[Dataset rows about figures]
--- BEGIN ---

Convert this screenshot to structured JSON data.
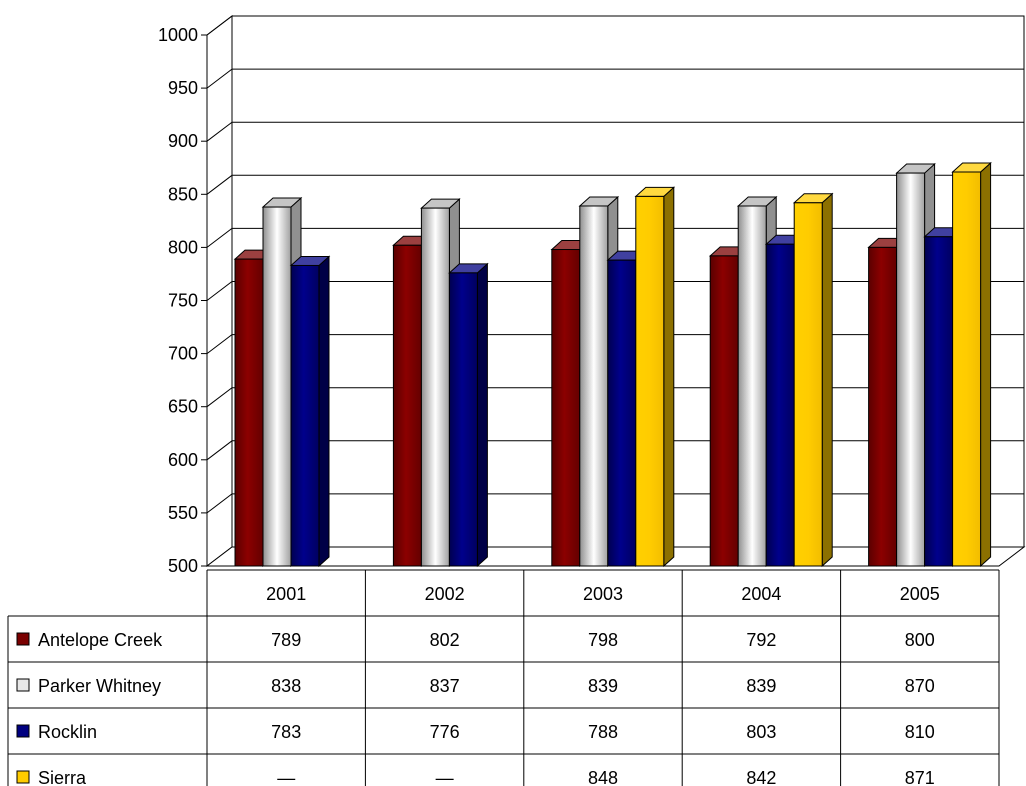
{
  "chart_data": {
    "type": "bar",
    "title": "",
    "xlabel": "",
    "ylabel": "",
    "ylim": [
      500,
      1000
    ],
    "yticks": [
      500,
      550,
      600,
      650,
      700,
      750,
      800,
      850,
      900,
      950,
      1000
    ],
    "grid": true,
    "categories": [
      "2001",
      "2002",
      "2003",
      "2004",
      "2005"
    ],
    "series": [
      {
        "name": "Antelope Creek",
        "color": "#7a0000",
        "values": [
          789,
          802,
          798,
          792,
          800
        ]
      },
      {
        "name": "Parker Whitney",
        "color": "#e8e8e8",
        "values": [
          838,
          837,
          839,
          839,
          870
        ]
      },
      {
        "name": "Rocklin",
        "color": "#000080",
        "values": [
          783,
          776,
          788,
          803,
          810
        ]
      },
      {
        "name": "Sierra",
        "color": "#ffcc00",
        "values": [
          null,
          null,
          848,
          842,
          871
        ]
      }
    ],
    "data_table": {
      "missing_label": "—"
    }
  }
}
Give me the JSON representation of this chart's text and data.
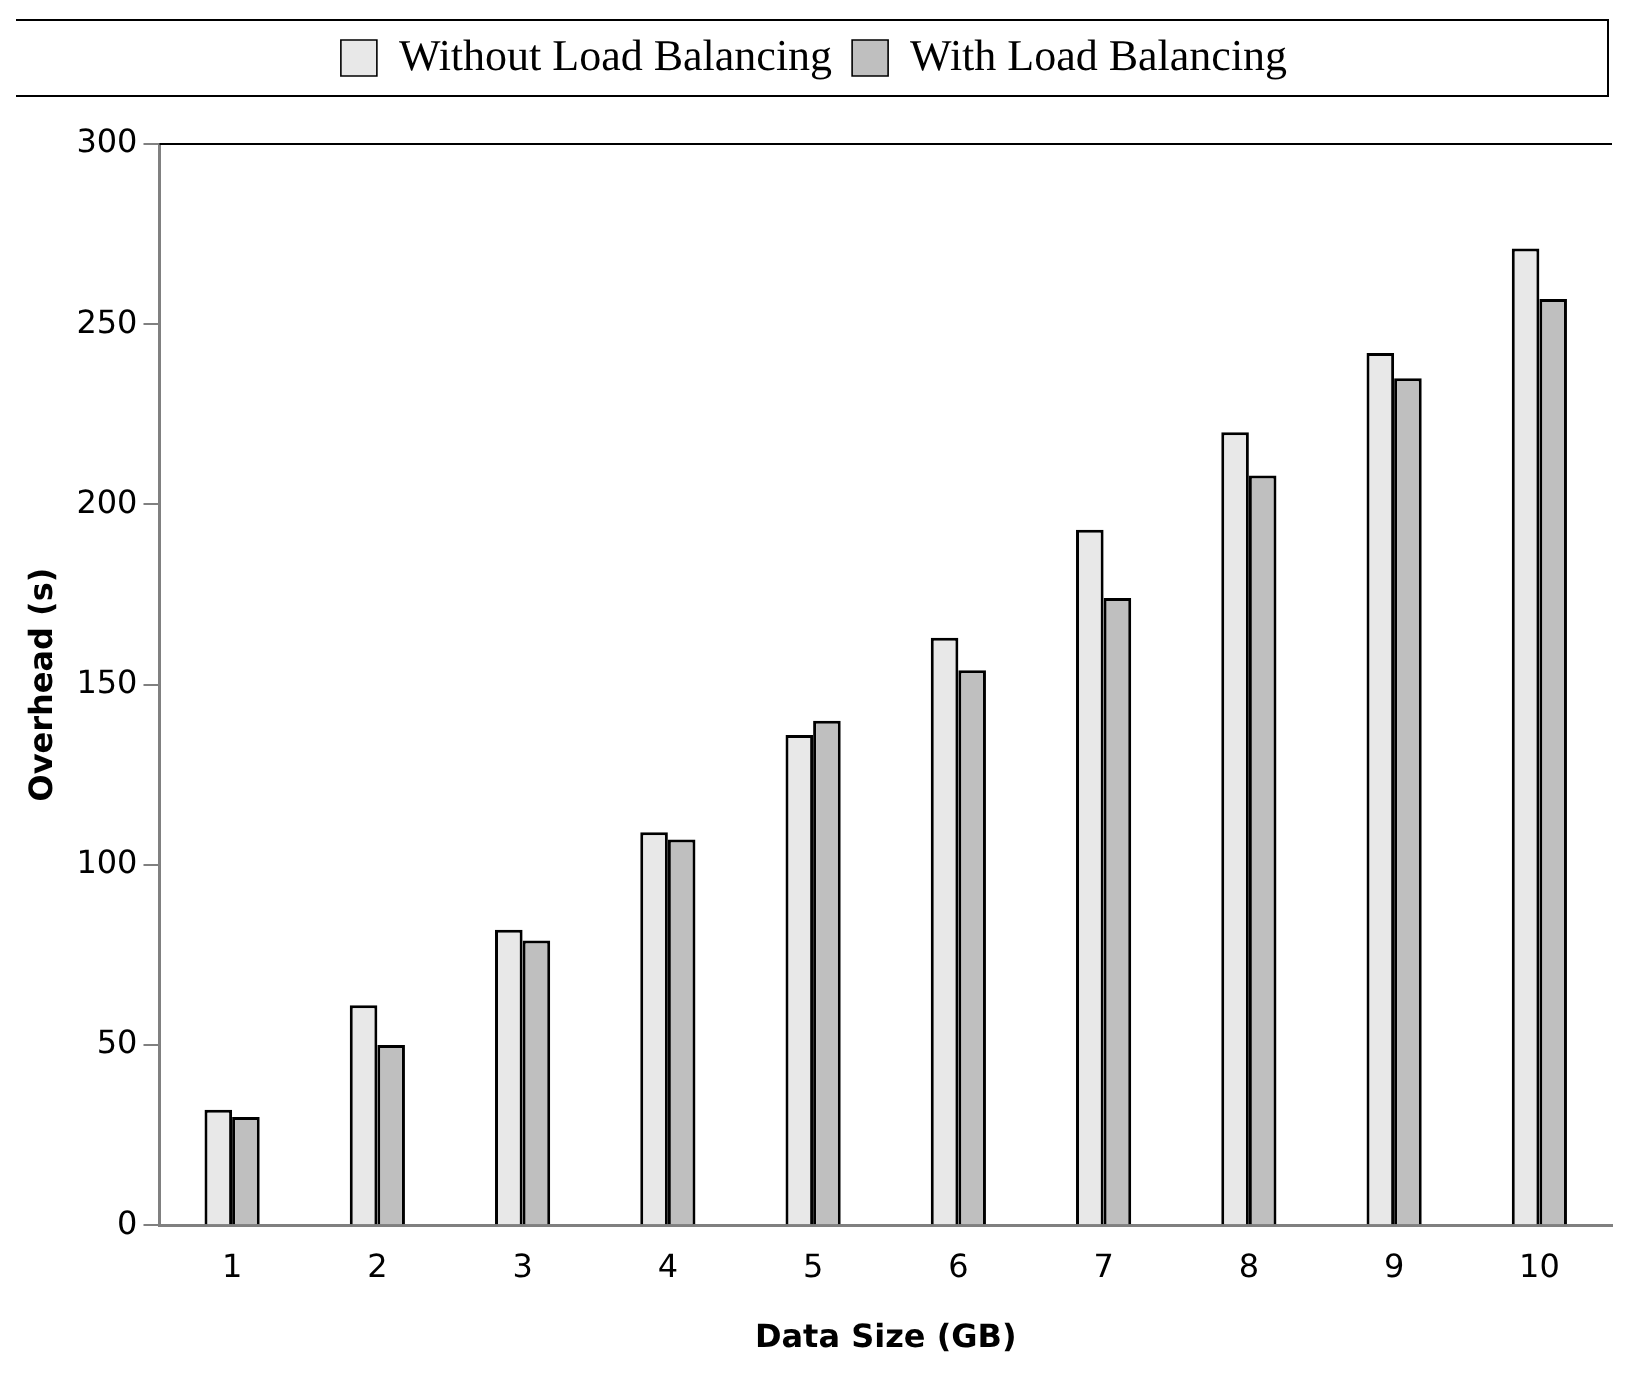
{
  "chart_data": {
    "type": "bar",
    "xlabel": "Data Size (GB)",
    "ylabel": "Overhead (s)",
    "categories": [
      "1",
      "2",
      "3",
      "4",
      "5",
      "6",
      "7",
      "8",
      "9",
      "10"
    ],
    "series": [
      {
        "name": "Without Load Balancing",
        "color": "#e8e8e8",
        "values": [
          32,
          61,
          82,
          109,
          136,
          163,
          193,
          220,
          242,
          271
        ]
      },
      {
        "name": "With Load Balancing",
        "color": "#bfbfbf",
        "values": [
          30,
          50,
          79,
          107,
          140,
          154,
          174,
          208,
          235,
          257
        ]
      }
    ],
    "ylim": [
      0,
      300
    ],
    "yticks": [
      0,
      50,
      100,
      150,
      200,
      250,
      300
    ],
    "grid": false,
    "legend": "top"
  }
}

--- END ---

WHAT IS REQUIRED: Establish how many lines of the records contain the string "name" and state that number without elaboration.

TASK OUTPUT: 6